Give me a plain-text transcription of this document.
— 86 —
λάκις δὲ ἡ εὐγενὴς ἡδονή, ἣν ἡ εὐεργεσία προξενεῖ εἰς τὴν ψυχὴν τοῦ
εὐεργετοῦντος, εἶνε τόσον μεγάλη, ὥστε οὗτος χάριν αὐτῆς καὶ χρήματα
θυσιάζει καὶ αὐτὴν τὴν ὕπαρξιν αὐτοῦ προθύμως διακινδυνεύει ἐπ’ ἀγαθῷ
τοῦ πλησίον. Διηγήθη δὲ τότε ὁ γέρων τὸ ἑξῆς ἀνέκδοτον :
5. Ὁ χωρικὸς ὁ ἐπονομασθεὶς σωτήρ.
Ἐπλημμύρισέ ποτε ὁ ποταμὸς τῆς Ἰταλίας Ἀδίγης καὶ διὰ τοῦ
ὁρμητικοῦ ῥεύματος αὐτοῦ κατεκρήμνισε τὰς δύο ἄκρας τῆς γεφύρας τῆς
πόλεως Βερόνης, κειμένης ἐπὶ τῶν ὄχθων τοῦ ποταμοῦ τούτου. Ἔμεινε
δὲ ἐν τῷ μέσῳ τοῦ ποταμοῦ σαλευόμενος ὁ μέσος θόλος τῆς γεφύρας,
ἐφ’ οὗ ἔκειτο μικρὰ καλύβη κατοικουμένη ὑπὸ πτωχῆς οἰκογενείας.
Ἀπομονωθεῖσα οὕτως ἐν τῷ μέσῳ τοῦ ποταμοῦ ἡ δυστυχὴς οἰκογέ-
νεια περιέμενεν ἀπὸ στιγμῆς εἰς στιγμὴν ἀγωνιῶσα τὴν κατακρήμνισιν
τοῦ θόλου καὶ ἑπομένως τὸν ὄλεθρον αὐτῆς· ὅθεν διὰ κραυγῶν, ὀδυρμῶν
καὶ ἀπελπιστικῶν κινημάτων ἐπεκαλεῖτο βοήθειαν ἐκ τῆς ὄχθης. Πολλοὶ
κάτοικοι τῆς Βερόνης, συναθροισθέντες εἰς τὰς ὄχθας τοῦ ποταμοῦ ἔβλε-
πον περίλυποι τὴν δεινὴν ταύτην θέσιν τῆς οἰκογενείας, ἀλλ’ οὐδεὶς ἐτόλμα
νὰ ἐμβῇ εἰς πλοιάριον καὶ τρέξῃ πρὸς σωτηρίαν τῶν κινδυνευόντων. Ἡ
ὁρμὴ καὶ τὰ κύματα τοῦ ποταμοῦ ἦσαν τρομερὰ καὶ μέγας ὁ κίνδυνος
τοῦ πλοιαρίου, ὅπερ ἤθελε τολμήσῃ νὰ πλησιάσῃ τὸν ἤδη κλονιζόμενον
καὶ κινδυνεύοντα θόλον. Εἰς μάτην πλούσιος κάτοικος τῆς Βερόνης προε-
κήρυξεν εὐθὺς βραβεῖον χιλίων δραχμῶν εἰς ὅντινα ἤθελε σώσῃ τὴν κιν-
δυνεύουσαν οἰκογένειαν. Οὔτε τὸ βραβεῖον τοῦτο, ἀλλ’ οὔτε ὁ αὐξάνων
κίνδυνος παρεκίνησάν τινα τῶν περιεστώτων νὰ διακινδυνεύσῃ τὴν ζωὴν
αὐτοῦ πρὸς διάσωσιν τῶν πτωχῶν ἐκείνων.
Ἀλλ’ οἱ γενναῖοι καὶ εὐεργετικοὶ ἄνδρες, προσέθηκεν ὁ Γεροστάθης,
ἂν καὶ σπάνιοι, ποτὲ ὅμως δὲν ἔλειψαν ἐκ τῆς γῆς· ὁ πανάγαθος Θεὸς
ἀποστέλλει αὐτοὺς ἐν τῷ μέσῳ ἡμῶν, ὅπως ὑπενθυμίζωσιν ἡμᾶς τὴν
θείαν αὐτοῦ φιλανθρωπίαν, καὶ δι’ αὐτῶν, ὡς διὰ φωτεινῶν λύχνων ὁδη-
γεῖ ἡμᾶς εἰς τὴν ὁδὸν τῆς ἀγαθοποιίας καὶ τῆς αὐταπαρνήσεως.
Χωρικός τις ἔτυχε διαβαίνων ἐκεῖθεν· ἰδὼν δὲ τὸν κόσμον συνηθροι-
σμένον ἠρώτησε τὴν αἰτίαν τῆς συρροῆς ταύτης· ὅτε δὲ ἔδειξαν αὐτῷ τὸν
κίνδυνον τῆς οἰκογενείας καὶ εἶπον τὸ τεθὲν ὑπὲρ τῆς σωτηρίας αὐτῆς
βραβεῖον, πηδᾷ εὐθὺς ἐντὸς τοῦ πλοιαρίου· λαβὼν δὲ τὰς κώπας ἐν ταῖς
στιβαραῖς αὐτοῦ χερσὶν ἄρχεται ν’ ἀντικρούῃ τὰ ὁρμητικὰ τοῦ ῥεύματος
--------------------------------------------------
** TASK INSTRUCTIONS **
Every line that holds the word "Βερόνης" should be extracted.

** COMPLETE RESPONSE **
πόλεως Βερόνης, κειμένης ἐπὶ τῶν ὄχθων τοῦ ποταμοῦ τούτου. Ἔμεινε
κάτοικοι τῆς Βερόνης, συναθροισθέντες εἰς τὰς ὄχθας τοῦ ποταμοῦ ἔβλε-
καὶ κινδυνεύοντα θόλον. Εἰς μάτην πλούσιος κάτοικος τῆς Βερόνης προε-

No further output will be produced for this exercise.